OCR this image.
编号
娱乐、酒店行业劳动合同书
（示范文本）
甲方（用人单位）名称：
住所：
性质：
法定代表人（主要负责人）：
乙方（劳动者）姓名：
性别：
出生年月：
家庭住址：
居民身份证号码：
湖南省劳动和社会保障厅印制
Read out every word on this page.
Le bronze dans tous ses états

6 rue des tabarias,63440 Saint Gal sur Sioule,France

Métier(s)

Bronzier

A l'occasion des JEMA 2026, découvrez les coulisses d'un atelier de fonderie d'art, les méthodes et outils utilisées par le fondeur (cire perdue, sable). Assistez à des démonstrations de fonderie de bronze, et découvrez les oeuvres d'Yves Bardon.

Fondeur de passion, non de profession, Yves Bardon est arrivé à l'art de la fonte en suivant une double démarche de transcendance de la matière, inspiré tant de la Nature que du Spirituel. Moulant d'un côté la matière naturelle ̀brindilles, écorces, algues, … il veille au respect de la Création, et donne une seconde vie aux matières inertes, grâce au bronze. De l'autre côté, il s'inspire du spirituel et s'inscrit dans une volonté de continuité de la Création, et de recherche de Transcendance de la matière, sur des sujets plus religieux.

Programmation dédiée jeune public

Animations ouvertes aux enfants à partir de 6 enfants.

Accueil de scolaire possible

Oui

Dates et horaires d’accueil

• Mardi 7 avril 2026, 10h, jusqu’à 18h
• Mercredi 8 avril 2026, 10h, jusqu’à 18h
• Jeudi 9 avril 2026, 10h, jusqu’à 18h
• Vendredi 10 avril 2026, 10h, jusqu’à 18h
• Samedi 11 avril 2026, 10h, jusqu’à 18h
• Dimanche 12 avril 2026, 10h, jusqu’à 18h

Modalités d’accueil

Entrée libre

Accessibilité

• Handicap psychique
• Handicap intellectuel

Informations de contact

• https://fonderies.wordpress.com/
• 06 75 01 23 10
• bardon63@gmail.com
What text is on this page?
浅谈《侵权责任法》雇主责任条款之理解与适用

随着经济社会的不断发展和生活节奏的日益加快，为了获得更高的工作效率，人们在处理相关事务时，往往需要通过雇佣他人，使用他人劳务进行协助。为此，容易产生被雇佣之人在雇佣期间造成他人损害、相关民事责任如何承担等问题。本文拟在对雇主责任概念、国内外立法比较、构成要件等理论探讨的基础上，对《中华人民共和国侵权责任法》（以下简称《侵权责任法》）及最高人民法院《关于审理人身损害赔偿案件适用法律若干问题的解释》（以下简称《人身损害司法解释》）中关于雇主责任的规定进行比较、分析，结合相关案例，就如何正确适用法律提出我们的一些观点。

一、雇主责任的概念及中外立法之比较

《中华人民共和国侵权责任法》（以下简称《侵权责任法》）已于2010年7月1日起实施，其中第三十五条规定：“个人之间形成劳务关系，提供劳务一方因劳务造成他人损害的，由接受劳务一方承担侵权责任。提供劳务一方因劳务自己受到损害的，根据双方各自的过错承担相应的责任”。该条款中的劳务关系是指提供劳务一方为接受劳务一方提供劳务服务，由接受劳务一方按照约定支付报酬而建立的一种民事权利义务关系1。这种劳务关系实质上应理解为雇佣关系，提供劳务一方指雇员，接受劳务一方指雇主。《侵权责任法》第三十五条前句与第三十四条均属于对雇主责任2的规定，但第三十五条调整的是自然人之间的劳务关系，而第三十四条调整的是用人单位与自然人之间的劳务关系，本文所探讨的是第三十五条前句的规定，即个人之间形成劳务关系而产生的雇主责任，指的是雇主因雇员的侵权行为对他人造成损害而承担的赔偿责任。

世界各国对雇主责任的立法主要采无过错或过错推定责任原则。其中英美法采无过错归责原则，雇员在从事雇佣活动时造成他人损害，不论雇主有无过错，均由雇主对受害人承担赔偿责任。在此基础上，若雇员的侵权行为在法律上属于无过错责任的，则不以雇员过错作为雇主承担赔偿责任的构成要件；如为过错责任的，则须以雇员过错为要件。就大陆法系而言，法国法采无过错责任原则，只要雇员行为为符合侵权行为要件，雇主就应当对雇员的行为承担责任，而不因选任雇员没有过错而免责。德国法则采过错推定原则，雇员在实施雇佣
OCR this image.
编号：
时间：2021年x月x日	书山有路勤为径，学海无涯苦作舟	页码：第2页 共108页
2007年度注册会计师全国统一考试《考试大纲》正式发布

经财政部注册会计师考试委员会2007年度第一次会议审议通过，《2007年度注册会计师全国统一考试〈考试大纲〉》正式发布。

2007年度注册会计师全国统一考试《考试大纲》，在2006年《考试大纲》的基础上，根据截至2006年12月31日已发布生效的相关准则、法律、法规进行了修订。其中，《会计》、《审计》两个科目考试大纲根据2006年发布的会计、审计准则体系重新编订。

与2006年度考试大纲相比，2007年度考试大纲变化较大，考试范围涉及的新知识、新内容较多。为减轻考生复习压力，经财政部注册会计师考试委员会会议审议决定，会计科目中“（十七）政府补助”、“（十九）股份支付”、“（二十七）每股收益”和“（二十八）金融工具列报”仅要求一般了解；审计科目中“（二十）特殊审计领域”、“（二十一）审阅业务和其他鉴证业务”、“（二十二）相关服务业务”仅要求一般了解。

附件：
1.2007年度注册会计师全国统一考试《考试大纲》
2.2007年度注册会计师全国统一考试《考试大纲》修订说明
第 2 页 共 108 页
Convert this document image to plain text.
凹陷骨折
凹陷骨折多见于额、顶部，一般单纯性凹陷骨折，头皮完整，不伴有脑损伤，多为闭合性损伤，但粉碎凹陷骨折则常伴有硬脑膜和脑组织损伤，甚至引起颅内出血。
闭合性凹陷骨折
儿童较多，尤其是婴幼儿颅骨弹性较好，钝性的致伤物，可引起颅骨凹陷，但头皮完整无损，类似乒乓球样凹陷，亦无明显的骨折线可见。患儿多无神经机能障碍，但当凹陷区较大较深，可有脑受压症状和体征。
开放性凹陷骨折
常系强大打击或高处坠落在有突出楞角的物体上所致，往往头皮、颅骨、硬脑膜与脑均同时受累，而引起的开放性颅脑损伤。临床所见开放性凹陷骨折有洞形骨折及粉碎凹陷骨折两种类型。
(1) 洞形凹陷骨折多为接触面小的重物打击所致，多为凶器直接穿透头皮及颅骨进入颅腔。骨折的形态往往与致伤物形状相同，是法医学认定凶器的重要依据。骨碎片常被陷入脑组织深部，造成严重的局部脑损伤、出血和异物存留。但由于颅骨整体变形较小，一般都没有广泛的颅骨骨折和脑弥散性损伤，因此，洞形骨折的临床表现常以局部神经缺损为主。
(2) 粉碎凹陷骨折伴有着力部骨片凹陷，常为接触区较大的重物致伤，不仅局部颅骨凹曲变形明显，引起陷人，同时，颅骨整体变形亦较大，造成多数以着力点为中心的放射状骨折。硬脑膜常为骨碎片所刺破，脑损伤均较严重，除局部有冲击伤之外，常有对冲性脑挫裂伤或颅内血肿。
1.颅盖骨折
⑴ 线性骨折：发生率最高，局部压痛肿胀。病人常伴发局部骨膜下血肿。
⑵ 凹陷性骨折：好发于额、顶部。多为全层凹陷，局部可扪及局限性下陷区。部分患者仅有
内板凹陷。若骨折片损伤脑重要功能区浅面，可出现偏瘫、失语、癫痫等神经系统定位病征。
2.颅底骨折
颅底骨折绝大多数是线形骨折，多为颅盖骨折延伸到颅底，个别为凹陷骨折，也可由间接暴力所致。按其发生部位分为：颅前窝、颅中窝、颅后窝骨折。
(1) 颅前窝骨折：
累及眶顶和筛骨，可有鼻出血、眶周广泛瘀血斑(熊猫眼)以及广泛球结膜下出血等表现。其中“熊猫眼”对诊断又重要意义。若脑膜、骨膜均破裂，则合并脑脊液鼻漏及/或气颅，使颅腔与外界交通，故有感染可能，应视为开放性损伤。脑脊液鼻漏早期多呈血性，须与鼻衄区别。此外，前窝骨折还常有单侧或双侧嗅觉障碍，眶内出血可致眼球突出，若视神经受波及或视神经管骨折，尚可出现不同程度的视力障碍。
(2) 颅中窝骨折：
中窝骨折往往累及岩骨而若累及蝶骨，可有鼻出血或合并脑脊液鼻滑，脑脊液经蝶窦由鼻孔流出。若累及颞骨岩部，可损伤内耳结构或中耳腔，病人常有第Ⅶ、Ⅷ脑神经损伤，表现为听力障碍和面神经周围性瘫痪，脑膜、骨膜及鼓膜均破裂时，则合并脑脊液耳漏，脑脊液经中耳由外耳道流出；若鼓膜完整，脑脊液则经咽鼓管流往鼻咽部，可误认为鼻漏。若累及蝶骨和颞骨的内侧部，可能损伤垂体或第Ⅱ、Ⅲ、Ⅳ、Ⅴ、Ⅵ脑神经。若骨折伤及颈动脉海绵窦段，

**Directions for this task:** Write only the number of lines in the records that include the word "bronze".

**Written answer:** 3